** Start **
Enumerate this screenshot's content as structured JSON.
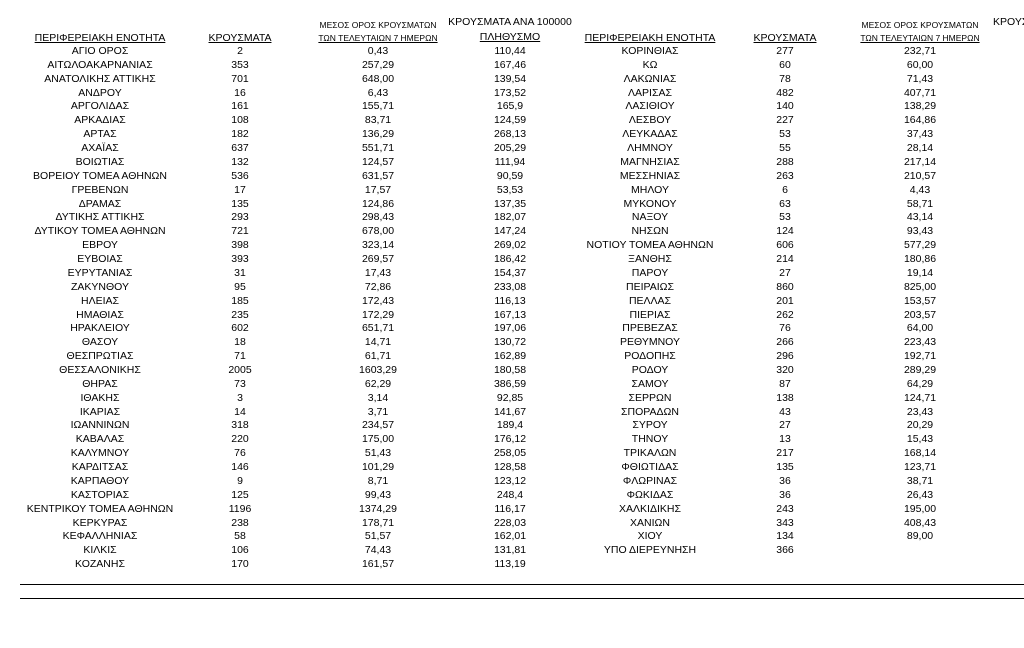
{
  "tables": [
    {
      "headers": [
        [
          "ΠΕΡΙΦΕΡΕΙΑΚΗ ΕΝΟΤΗΤΑ"
        ],
        [
          "ΚΡΟΥΣΜΑΤΑ"
        ],
        [
          "ΜΕΣΟΣ ΟΡΟΣ ΚΡΟΥΣΜΑΤΩΝ",
          "ΤΩΝ ΤΕΛΕΥΤΑΙΩΝ 7 ΗΜΕΡΩΝ"
        ],
        [
          "ΚΡΟΥΣΜΑΤΑ ΑΝΑ 100000",
          "ΠΛΗΘΥΣΜΟ"
        ]
      ],
      "rows": [
        [
          "ΑΓΙΟ ΟΡΟΣ",
          "2",
          "0,43",
          "110,44"
        ],
        [
          "ΑΙΤΩΛΟΑΚΑΡΝΑΝΙΑΣ",
          "353",
          "257,29",
          "167,46"
        ],
        [
          "ΑΝΑΤΟΛΙΚΗΣ ΑΤΤΙΚΗΣ",
          "701",
          "648,00",
          "139,54"
        ],
        [
          "ΑΝΔΡΟΥ",
          "16",
          "6,43",
          "173,52"
        ],
        [
          "ΑΡΓΟΛΙΔΑΣ",
          "161",
          "155,71",
          "165,9"
        ],
        [
          "ΑΡΚΑΔΙΑΣ",
          "108",
          "83,71",
          "124,59"
        ],
        [
          "ΑΡΤΑΣ",
          "182",
          "136,29",
          "268,13"
        ],
        [
          "ΑΧΑΪΑΣ",
          "637",
          "551,71",
          "205,29"
        ],
        [
          "ΒΟΙΩΤΙΑΣ",
          "132",
          "124,57",
          "111,94"
        ],
        [
          "ΒΟΡΕΙΟΥ ΤΟΜΕΑ ΑΘΗΝΩΝ",
          "536",
          "631,57",
          "90,59"
        ],
        [
          "ΓΡΕΒΕΝΩΝ",
          "17",
          "17,57",
          "53,53"
        ],
        [
          "ΔΡΑΜΑΣ",
          "135",
          "124,86",
          "137,35"
        ],
        [
          "ΔΥΤΙΚΗΣ ΑΤΤΙΚΗΣ",
          "293",
          "298,43",
          "182,07"
        ],
        [
          "ΔΥΤΙΚΟΥ ΤΟΜΕΑ ΑΘΗΝΩΝ",
          "721",
          "678,00",
          "147,24"
        ],
        [
          "ΕΒΡΟΥ",
          "398",
          "323,14",
          "269,02"
        ],
        [
          "ΕΥΒΟΙΑΣ",
          "393",
          "269,57",
          "186,42"
        ],
        [
          "ΕΥΡΥΤΑΝΙΑΣ",
          "31",
          "17,43",
          "154,37"
        ],
        [
          "ΖΑΚΥΝΘΟΥ",
          "95",
          "72,86",
          "233,08"
        ],
        [
          "ΗΛΕΙΑΣ",
          "185",
          "172,43",
          "116,13"
        ],
        [
          "ΗΜΑΘΙΑΣ",
          "235",
          "172,29",
          "167,13"
        ],
        [
          "ΗΡΑΚΛΕΙΟΥ",
          "602",
          "651,71",
          "197,06"
        ],
        [
          "ΘΑΣΟΥ",
          "18",
          "14,71",
          "130,72"
        ],
        [
          "ΘΕΣΠΡΩΤΙΑΣ",
          "71",
          "61,71",
          "162,89"
        ],
        [
          "ΘΕΣΣΑΛΟΝΙΚΗΣ",
          "2005",
          "1603,29",
          "180,58"
        ],
        [
          "ΘΗΡΑΣ",
          "73",
          "62,29",
          "386,59"
        ],
        [
          "ΙΘΑΚΗΣ",
          "3",
          "3,14",
          "92,85"
        ],
        [
          "ΙΚΑΡΙΑΣ",
          "14",
          "3,71",
          "141,67"
        ],
        [
          "ΙΩΑΝΝΙΝΩΝ",
          "318",
          "234,57",
          "189,4"
        ],
        [
          "ΚΑΒΑΛΑΣ",
          "220",
          "175,00",
          "176,12"
        ],
        [
          "ΚΑΛΥΜΝΟΥ",
          "76",
          "51,43",
          "258,05"
        ],
        [
          "ΚΑΡΔΙΤΣΑΣ",
          "146",
          "101,29",
          "128,58"
        ],
        [
          "ΚΑΡΠΑΘΟΥ",
          "9",
          "8,71",
          "123,12"
        ],
        [
          "ΚΑΣΤΟΡΙΑΣ",
          "125",
          "99,43",
          "248,4"
        ],
        [
          "ΚΕΝΤΡΙΚΟΥ ΤΟΜΕΑ ΑΘΗΝΩΝ",
          "1196",
          "1374,29",
          "116,17"
        ],
        [
          "ΚΕΡΚΥΡΑΣ",
          "238",
          "178,71",
          "228,03"
        ],
        [
          "ΚΕΦΑΛΛΗΝΙΑΣ",
          "58",
          "51,57",
          "162,01"
        ],
        [
          "ΚΙΛΚΙΣ",
          "106",
          "74,43",
          "131,81"
        ],
        [
          "ΚΟΖΑΝΗΣ",
          "170",
          "161,57",
          "113,19"
        ]
      ]
    },
    {
      "headers": [
        [
          "ΠΕΡΙΦΕΡΕΙΑΚΗ ΕΝΟΤΗΤΑ"
        ],
        [
          "ΚΡΟΥΣΜΑΤΑ"
        ],
        [
          "ΜΕΣΟΣ ΟΡΟΣ ΚΡΟΥΣΜΑΤΩΝ",
          "ΤΩΝ ΤΕΛΕΥΤΑΙΩΝ 7 ΗΜΕΡΩΝ"
        ],
        [
          "ΚΡΟΥΣ"
        ]
      ],
      "rows": [
        [
          "ΚΟΡΙΝΘΙΑΣ",
          "277",
          "232,71"
        ],
        [
          "ΚΩ",
          "60",
          "60,00"
        ],
        [
          "ΛΑΚΩΝΙΑΣ",
          "78",
          "71,43"
        ],
        [
          "ΛΑΡΙΣΑΣ",
          "482",
          "407,71"
        ],
        [
          "ΛΑΣΙΘΙΟΥ",
          "140",
          "138,29"
        ],
        [
          "ΛΕΣΒΟΥ",
          "227",
          "164,86"
        ],
        [
          "ΛΕΥΚΑΔΑΣ",
          "53",
          "37,43"
        ],
        [
          "ΛΗΜΝΟΥ",
          "55",
          "28,14"
        ],
        [
          "ΜΑΓΝΗΣΙΑΣ",
          "288",
          "217,14"
        ],
        [
          "ΜΕΣΣΗΝΙΑΣ",
          "263",
          "210,57"
        ],
        [
          "ΜΗΛΟΥ",
          "6",
          "4,43"
        ],
        [
          "ΜΥΚΟΝΟΥ",
          "63",
          "58,71"
        ],
        [
          "ΝΑΞΟΥ",
          "53",
          "43,14"
        ],
        [
          "ΝΗΣΩΝ",
          "124",
          "93,43"
        ],
        [
          "ΝΟΤΙΟΥ ΤΟΜΕΑ ΑΘΗΝΩΝ",
          "606",
          "577,29"
        ],
        [
          "ΞΑΝΘΗΣ",
          "214",
          "180,86"
        ],
        [
          "ΠΑΡΟΥ",
          "27",
          "19,14"
        ],
        [
          "ΠΕΙΡΑΙΩΣ",
          "860",
          "825,00"
        ],
        [
          "ΠΕΛΛΑΣ",
          "201",
          "153,57"
        ],
        [
          "ΠΙΕΡΙΑΣ",
          "262",
          "203,57"
        ],
        [
          "ΠΡΕΒΕΖΑΣ",
          "76",
          "64,00"
        ],
        [
          "ΡΕΘΥΜΝΟΥ",
          "266",
          "223,43"
        ],
        [
          "ΡΟΔΟΠΗΣ",
          "296",
          "192,71"
        ],
        [
          "ΡΟΔΟΥ",
          "320",
          "289,29"
        ],
        [
          "ΣΑΜΟΥ",
          "87",
          "64,29"
        ],
        [
          "ΣΕΡΡΩΝ",
          "138",
          "124,71"
        ],
        [
          "ΣΠΟΡΑΔΩΝ",
          "43",
          "23,43"
        ],
        [
          "ΣΥΡΟΥ",
          "27",
          "20,29"
        ],
        [
          "ΤΗΝΟΥ",
          "13",
          "15,43"
        ],
        [
          "ΤΡΙΚΑΛΩΝ",
          "217",
          "168,14"
        ],
        [
          "ΦΘΙΩΤΙΔΑΣ",
          "135",
          "123,71"
        ],
        [
          "ΦΛΩΡΙΝΑΣ",
          "36",
          "38,71"
        ],
        [
          "ΦΩΚΙΔΑΣ",
          "36",
          "26,43"
        ],
        [
          "ΧΑΛΚΙΔΙΚΗΣ",
          "243",
          "195,00"
        ],
        [
          "ΧΑΝΙΩΝ",
          "343",
          "408,43"
        ],
        [
          "ΧΙΟΥ",
          "134",
          "89,00"
        ],
        [
          "ΥΠΟ ΔΙΕΡΕΥΝΗΣΗ",
          "366"
        ]
      ]
    }
  ]
}
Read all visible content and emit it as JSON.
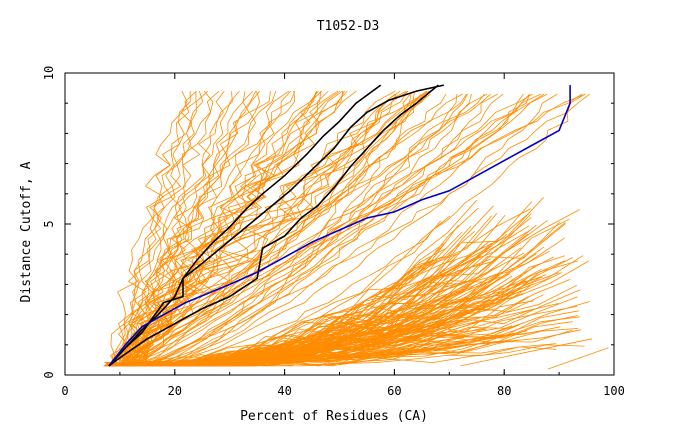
** End **
▶ WHAT THE TASK ASKS
Pick out and copy every line that contains the word "ΑΤΤΙΚΗΣ".

▶ THE RESULT
          "ΑΝΑΤΟΛΙΚΗΣ ΑΤΤΙΚΗΣ",
          "ΔΥΤΙΚΗΣ ΑΤΤΙΚΗΣ",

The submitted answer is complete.